— Spatial layout listing —
::::

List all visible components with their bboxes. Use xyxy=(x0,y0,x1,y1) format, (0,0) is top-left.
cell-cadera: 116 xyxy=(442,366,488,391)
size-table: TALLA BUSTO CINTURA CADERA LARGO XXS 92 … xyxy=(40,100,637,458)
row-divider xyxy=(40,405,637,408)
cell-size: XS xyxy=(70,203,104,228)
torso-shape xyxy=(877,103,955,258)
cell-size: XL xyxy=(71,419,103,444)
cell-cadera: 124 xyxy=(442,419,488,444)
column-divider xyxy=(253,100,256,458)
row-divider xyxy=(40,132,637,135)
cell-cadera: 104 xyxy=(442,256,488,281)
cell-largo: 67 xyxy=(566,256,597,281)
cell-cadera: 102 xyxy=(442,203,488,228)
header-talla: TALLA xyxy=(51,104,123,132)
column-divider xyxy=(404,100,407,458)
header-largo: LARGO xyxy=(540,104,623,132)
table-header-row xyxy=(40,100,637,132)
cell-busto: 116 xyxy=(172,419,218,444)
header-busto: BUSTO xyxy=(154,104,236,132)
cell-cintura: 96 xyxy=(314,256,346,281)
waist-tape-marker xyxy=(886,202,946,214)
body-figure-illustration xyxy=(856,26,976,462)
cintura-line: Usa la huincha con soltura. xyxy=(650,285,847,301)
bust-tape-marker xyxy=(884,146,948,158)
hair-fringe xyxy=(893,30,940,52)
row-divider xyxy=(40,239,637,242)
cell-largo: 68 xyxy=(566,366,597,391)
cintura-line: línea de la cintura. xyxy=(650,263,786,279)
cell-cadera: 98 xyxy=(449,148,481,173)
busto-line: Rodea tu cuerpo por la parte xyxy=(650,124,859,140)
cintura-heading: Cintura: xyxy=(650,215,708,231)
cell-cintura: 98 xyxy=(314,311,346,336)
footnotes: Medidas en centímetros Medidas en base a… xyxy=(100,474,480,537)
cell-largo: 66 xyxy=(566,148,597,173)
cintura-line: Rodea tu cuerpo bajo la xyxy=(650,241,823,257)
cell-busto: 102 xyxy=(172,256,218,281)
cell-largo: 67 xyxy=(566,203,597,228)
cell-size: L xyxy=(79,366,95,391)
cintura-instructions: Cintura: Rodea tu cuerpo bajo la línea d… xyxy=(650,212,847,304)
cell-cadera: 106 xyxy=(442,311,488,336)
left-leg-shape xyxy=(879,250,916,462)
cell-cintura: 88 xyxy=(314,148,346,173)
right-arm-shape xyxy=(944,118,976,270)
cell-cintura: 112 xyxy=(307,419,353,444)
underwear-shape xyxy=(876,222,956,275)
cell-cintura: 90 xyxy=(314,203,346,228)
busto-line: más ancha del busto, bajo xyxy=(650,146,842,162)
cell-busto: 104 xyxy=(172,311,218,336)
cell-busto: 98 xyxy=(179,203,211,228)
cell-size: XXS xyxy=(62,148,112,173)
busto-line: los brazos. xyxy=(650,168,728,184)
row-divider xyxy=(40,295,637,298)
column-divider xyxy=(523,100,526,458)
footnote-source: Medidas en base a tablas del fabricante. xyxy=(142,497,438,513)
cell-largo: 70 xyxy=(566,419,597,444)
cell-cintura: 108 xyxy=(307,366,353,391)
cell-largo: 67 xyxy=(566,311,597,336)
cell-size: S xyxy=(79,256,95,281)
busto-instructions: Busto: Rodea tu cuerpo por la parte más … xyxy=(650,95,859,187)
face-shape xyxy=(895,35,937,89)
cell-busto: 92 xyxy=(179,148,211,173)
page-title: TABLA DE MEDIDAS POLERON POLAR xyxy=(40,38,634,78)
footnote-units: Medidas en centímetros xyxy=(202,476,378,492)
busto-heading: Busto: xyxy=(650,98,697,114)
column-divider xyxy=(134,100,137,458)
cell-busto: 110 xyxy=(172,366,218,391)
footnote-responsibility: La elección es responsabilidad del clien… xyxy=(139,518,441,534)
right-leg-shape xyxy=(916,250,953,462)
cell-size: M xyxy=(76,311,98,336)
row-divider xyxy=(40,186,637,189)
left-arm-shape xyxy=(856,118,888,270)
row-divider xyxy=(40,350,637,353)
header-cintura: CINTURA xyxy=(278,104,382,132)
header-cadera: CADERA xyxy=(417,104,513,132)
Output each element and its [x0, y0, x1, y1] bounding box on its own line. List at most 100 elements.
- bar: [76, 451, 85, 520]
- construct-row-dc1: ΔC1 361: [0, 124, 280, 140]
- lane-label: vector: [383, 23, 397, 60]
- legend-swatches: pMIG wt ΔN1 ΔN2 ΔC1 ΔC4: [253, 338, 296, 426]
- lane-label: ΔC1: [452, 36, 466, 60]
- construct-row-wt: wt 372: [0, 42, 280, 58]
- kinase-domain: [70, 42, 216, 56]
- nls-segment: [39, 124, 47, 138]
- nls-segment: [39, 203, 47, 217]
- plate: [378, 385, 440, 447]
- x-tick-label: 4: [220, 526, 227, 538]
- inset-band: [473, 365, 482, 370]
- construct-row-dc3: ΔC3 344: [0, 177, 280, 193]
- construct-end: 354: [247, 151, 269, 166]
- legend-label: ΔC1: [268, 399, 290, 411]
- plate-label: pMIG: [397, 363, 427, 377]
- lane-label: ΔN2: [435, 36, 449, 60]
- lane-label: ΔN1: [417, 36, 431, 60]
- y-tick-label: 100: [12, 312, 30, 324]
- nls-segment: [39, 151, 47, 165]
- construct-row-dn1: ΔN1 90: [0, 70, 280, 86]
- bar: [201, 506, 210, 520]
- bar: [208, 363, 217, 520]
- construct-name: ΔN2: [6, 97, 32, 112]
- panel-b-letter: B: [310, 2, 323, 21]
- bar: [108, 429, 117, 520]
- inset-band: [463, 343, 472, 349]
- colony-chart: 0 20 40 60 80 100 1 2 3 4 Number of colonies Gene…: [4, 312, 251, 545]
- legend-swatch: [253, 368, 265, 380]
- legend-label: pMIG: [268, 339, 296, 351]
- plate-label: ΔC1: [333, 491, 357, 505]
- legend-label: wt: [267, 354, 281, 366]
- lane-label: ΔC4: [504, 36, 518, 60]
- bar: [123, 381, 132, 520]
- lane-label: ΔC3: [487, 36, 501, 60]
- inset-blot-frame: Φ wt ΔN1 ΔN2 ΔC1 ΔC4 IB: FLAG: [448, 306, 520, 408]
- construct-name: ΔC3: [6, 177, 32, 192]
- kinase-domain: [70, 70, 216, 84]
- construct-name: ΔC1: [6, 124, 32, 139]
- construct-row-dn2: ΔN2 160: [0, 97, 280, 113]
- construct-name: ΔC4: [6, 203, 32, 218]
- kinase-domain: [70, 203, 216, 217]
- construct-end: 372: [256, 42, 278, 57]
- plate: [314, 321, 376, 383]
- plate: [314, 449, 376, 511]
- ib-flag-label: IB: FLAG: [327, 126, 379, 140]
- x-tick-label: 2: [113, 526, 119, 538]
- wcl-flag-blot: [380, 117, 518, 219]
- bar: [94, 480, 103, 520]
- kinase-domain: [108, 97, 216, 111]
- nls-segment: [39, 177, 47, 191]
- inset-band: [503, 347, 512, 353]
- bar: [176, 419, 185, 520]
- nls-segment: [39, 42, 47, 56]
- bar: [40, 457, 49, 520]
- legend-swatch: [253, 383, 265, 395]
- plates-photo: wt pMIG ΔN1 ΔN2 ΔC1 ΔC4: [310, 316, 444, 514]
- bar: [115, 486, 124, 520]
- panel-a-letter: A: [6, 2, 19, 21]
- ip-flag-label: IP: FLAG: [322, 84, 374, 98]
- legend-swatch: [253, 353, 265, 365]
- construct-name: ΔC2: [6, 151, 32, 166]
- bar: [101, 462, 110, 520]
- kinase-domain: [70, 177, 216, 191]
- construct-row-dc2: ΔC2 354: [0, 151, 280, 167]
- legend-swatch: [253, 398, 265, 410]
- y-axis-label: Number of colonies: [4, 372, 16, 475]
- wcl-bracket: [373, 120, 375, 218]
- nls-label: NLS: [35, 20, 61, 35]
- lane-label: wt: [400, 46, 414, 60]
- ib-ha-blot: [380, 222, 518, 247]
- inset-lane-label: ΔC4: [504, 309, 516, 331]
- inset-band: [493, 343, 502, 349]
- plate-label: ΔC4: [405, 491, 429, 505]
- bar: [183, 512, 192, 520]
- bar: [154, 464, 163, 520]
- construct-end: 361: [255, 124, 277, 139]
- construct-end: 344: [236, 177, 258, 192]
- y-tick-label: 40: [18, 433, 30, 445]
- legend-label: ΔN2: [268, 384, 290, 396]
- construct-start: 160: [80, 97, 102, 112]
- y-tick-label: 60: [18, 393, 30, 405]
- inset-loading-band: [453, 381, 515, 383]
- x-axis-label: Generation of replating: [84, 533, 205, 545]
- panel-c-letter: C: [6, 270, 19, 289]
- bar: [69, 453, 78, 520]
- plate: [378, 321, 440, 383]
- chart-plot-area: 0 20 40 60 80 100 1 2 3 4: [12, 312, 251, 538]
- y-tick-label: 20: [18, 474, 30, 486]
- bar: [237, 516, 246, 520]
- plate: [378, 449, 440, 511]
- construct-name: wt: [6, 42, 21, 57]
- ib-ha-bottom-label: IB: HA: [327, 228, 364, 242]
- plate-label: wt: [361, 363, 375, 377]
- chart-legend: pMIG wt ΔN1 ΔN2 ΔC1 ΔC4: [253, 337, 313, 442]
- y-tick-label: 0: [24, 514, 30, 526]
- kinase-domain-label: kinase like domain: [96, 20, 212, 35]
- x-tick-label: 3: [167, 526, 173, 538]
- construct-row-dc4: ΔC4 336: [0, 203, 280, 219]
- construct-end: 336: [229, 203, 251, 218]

::::

— What to do —
Copy everything from the start of the listing down to the line containing "cell-cadera: 104 xyxy=(442,256,488,281)", both included, reproducing each line character for character.

— Result below —
List all visible components with their bboxes. Use xyxy=(x0,y0,x1,y1) format, (0,0) is top-left.
cell-cadera: 116 xyxy=(442,366,488,391)
size-table: TALLA BUSTO CINTURA CADERA LARGO XXS 92 … xyxy=(40,100,637,458)
row-divider xyxy=(40,405,637,408)
cell-size: XS xyxy=(70,203,104,228)
torso-shape xyxy=(877,103,955,258)
cell-size: XL xyxy=(71,419,103,444)
cell-cadera: 124 xyxy=(442,419,488,444)
column-divider xyxy=(253,100,256,458)
row-divider xyxy=(40,132,637,135)
cell-cadera: 104 xyxy=(442,256,488,281)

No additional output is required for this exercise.